**Goal**
Beneath this task is a listing; retype all of it exactly.

begin Data section

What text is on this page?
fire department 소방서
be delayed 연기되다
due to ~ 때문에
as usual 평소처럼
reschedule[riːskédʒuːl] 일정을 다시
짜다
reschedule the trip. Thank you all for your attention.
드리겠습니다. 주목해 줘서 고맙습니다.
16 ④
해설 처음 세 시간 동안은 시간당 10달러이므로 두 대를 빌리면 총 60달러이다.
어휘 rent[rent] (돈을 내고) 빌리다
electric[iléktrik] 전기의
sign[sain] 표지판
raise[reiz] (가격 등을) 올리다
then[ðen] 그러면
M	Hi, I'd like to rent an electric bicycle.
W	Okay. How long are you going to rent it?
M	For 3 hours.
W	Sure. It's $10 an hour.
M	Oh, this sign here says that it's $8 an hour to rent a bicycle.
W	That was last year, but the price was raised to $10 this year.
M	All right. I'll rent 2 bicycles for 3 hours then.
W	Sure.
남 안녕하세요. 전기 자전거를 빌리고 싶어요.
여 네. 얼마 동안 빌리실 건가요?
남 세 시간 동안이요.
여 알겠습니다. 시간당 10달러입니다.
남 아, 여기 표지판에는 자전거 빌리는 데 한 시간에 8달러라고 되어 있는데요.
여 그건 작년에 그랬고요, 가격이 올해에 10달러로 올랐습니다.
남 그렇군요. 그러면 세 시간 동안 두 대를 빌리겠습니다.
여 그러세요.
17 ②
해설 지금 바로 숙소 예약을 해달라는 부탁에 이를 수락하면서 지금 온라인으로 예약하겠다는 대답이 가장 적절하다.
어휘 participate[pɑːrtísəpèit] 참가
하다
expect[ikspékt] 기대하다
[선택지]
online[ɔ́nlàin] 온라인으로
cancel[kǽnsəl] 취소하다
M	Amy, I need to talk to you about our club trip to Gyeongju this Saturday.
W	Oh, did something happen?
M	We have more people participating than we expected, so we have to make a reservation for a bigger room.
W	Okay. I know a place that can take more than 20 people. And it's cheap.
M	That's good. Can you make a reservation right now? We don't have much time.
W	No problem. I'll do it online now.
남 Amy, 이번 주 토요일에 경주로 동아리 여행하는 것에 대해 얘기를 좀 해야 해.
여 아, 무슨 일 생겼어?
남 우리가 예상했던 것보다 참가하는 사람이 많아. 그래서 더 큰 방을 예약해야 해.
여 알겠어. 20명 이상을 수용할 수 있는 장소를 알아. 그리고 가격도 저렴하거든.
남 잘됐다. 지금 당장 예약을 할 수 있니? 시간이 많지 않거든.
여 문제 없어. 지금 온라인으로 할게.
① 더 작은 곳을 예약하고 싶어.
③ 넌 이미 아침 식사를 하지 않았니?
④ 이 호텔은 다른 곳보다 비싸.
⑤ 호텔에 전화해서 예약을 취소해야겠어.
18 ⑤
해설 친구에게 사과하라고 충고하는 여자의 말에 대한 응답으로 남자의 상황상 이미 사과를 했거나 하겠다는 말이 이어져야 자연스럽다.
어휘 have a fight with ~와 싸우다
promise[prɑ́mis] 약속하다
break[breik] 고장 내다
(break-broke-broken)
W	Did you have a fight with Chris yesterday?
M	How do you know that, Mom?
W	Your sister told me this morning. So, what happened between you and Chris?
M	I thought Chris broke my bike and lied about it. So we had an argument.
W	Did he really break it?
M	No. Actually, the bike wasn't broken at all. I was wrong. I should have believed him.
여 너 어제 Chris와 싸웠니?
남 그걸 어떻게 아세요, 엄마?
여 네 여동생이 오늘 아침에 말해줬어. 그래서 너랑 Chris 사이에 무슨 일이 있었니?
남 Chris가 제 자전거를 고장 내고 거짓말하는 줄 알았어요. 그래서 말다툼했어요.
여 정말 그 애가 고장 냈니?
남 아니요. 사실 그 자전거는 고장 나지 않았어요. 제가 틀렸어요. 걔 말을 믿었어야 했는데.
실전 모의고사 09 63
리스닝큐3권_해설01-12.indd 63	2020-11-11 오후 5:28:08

end Data section

**Result below**
What text is on this page?
fire department 소방서
be delayed 연기되다
due to ~ 때문에
as usual 평소처럼
reschedule[riːskédʒuːl] 일정을 다시
짜다
reschedule the trip. Thank you all for your attention.
드리겠습니다. 주목해 줘서 고맙습니다.
16 ④
해설 처음 세 시간 동안은 시간당 10달러이므로 두 대를 빌리면 총 60달러이다.
어휘 rent[rent] (돈을 내고) 빌리다
electric[iléktrik] 전기의
sign[sain] 표지판
raise[reiz] (가격 등을) 올리다
then[ðen] 그러면
M	Hi, I'd like to rent an electric bicycle.
W	Okay. How long are you going to rent it?
M	For 3 hours.
W	Sure. It's $10 an hour.
M	Oh, this sign here says that it's $8 an hour to rent a bicycle.
W	That was last year, but the price was raised to $10 this year.
M	All right. I'll rent 2 bicycles for 3 hours then.
W	Sure.
남 안녕하세요. 전기 자전거를 빌리고 싶어요.
여 네. 얼마 동안 빌리실 건가요?
남 세 시간 동안이요.
여 알겠습니다. 시간당 10달러입니다.
남 아, 여기 표지판에는 자전거 빌리는 데 한 시간에 8달러라고 되어 있는데요.
여 그건 작년에 그랬고요, 가격이 올해에 10달러로 올랐습니다.
남 그렇군요. 그러면 세 시간 동안 두 대를 빌리겠습니다.
여 그러세요.
17 ②
해설 지금 바로 숙소 예약을 해달라는 부탁에 이를 수락하면서 지금 온라인으로 예약하겠다는 대답이 가장 적절하다.
어휘 participate[pɑːrtísəpèit] 참가
하다
expect[ikspékt] 기대하다
[선택지]
online[ɔ́nlàin] 온라인으로
cancel[kǽnsəl] 취소하다
M	Amy, I need to talk to you about our club trip to Gyeongju this Saturday.
W	Oh, did something happen?
M	We have more people participating than we expected, so we have to make a reservation for a bigger room.
W	Okay. I know a place that can take more than 20 people. And it's cheap.
M	That's good. Can you make a reservation right now? We don't have much time.
W	No problem. I'll do it online now.
남 Amy, 이번 주 토요일에 경주로 동아리 여행하는 것에 대해 얘기를 좀 해야 해.
여 아, 무슨 일 생겼어?
남 우리가 예상했던 것보다 참가하는 사람이 많아. 그래서 더 큰 방을 예약해야 해.
여 알겠어. 20명 이상을 수용할 수 있는 장소를 알아. 그리고 가격도 저렴하거든.
남 잘됐다. 지금 당장 예약을 할 수 있니? 시간이 많지 않거든.
여 문제 없어. 지금 온라인으로 할게.
① 더 작은 곳을 예약하고 싶어.
③ 넌 이미 아침 식사를 하지 않았니?
④ 이 호텔은 다른 곳보다 비싸.
⑤ 호텔에 전화해서 예약을 취소해야겠어.
18 ⑤
해설 친구에게 사과하라고 충고하는 여자의 말에 대한 응답으로 남자의 상황상 이미 사과를 했거나 하겠다는 말이 이어져야 자연스럽다.
어휘 have a fight with ~와 싸우다
promise[prɑ́mis] 약속하다
break[breik] 고장 내다
(break-broke-broken)
W	Did you have a fight with Chris yesterday?
M	How do you know that, Mom?
W	Your sister told me this morning. So, what happened between you and Chris?
M	I thought Chris broke my bike and lied about it. So we had an argument.
W	Did he really break it?
M	No. Actually, the bike wasn't broken at all. I was wrong. I should have believed him.
여 너 어제 Chris와 싸웠니?
남 그걸 어떻게 아세요, 엄마?
여 네 여동생이 오늘 아침에 말해줬어. 그래서 너랑 Chris 사이에 무슨 일이 있었니?
남 Chris가 제 자전거를 고장 내고 거짓말하는 줄 알았어요. 그래서 말다툼했어요.
여 정말 그 애가 고장 냈니?
남 아니요. 사실 그 자전거는 고장 나지 않았어요. 제가 틀렸어요. 걔 말을 믿었어야 했는데.
실전 모의고사 09 63
리스닝큐3권_해설01-12.indd 63	2020-11-11 오후 5:28:08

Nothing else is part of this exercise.